→ **Written instruction**
Your task is to copy every line of the entries that contains "Signal".

----

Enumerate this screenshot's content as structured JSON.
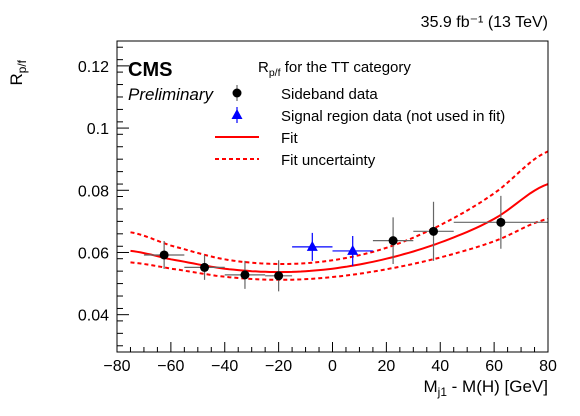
{
  "chart_data": {
    "type": "scatter",
    "header": "35.9 fb⁻¹ (13 TeV)",
    "experiment": "CMS",
    "status": "Preliminary",
    "legend_title": "R_p/f for the TT category",
    "ylabel": "R_p/f",
    "xlabel": "M_j1 - M(H) [GeV]",
    "xlim": [
      -80,
      80
    ],
    "ylim": [
      0.028,
      0.128
    ],
    "xticks": [
      -80,
      -60,
      -40,
      -20,
      0,
      20,
      40,
      60,
      80
    ],
    "xtick_labels": [
      "−80",
      "−60",
      "−40",
      "−20",
      "0",
      "20",
      "40",
      "60",
      "80"
    ],
    "yticks": [
      0.04,
      0.06,
      0.08,
      0.1,
      0.12
    ],
    "ytick_labels": [
      "0.04",
      "0.06",
      "0.08",
      "0.1",
      "0.12"
    ],
    "legend_position": "top-right",
    "series": [
      {
        "name": "Sideband data",
        "marker": "circle",
        "color": "#000000",
        "points": [
          {
            "x": -62.5,
            "y": 0.0592,
            "xerr": 7.5,
            "yerr": 0.0045
          },
          {
            "x": -47.5,
            "y": 0.0552,
            "xerr": 7.5,
            "yerr": 0.004
          },
          {
            "x": -32.5,
            "y": 0.0528,
            "xerr": 7.5,
            "yerr": 0.0045
          },
          {
            "x": -20,
            "y": 0.0525,
            "xerr": 5,
            "yerr": 0.005
          },
          {
            "x": 22.5,
            "y": 0.0638,
            "xerr": 7.5,
            "yerr": 0.0075
          },
          {
            "x": 37.5,
            "y": 0.0668,
            "xerr": 7.5,
            "yerr": 0.0095
          },
          {
            "x": 62.5,
            "y": 0.0697,
            "xerr": 17.5,
            "yerr": 0.0085
          }
        ]
      },
      {
        "name": "Signal region data (not used in fit)",
        "marker": "triangle",
        "color": "#0000ff",
        "points": [
          {
            "x": -7.5,
            "y": 0.0618,
            "xerr": 7.5,
            "yerr": 0.0045
          },
          {
            "x": 7.5,
            "y": 0.0605,
            "xerr": 7.5,
            "yerr": 0.0048
          }
        ]
      }
    ],
    "fit": {
      "name": "Fit",
      "color": "#ff0000",
      "x": [
        -75,
        -60,
        -40,
        -20,
        0,
        20,
        40,
        60,
        80
      ],
      "y": [
        0.0605,
        0.0578,
        0.0548,
        0.0537,
        0.0548,
        0.058,
        0.0632,
        0.0708,
        0.082
      ]
    },
    "fit_upper": {
      "name": "Fit uncertainty",
      "color": "#ff0000",
      "x": [
        -75,
        -60,
        -40,
        -20,
        0,
        20,
        40,
        60,
        80
      ],
      "y": [
        0.0665,
        0.0622,
        0.0578,
        0.0563,
        0.0575,
        0.0615,
        0.0688,
        0.079,
        0.0925
      ]
    },
    "fit_lower": {
      "name": "Fit uncertainty",
      "color": "#ff0000",
      "x": [
        -75,
        -60,
        -40,
        -20,
        0,
        20,
        40,
        60,
        80
      ],
      "y": [
        0.0568,
        0.0548,
        0.0522,
        0.0512,
        0.0521,
        0.0546,
        0.0584,
        0.0636,
        0.0708
      ]
    },
    "legend": [
      {
        "label": "Sideband data",
        "symbol": "circle",
        "color": "#000000"
      },
      {
        "label": "Signal region data (not used in fit)",
        "symbol": "triangle",
        "color": "#0000ff"
      },
      {
        "label": "Fit",
        "symbol": "line",
        "color": "#ff0000"
      },
      {
        "label": "Fit uncertainty",
        "symbol": "dashed",
        "color": "#ff0000"
      }
    ]
  }
}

----

→ **Correct response**
        "name": "Signal region data (not used in fit)",
        "label": "Signal region data (not used in fit)",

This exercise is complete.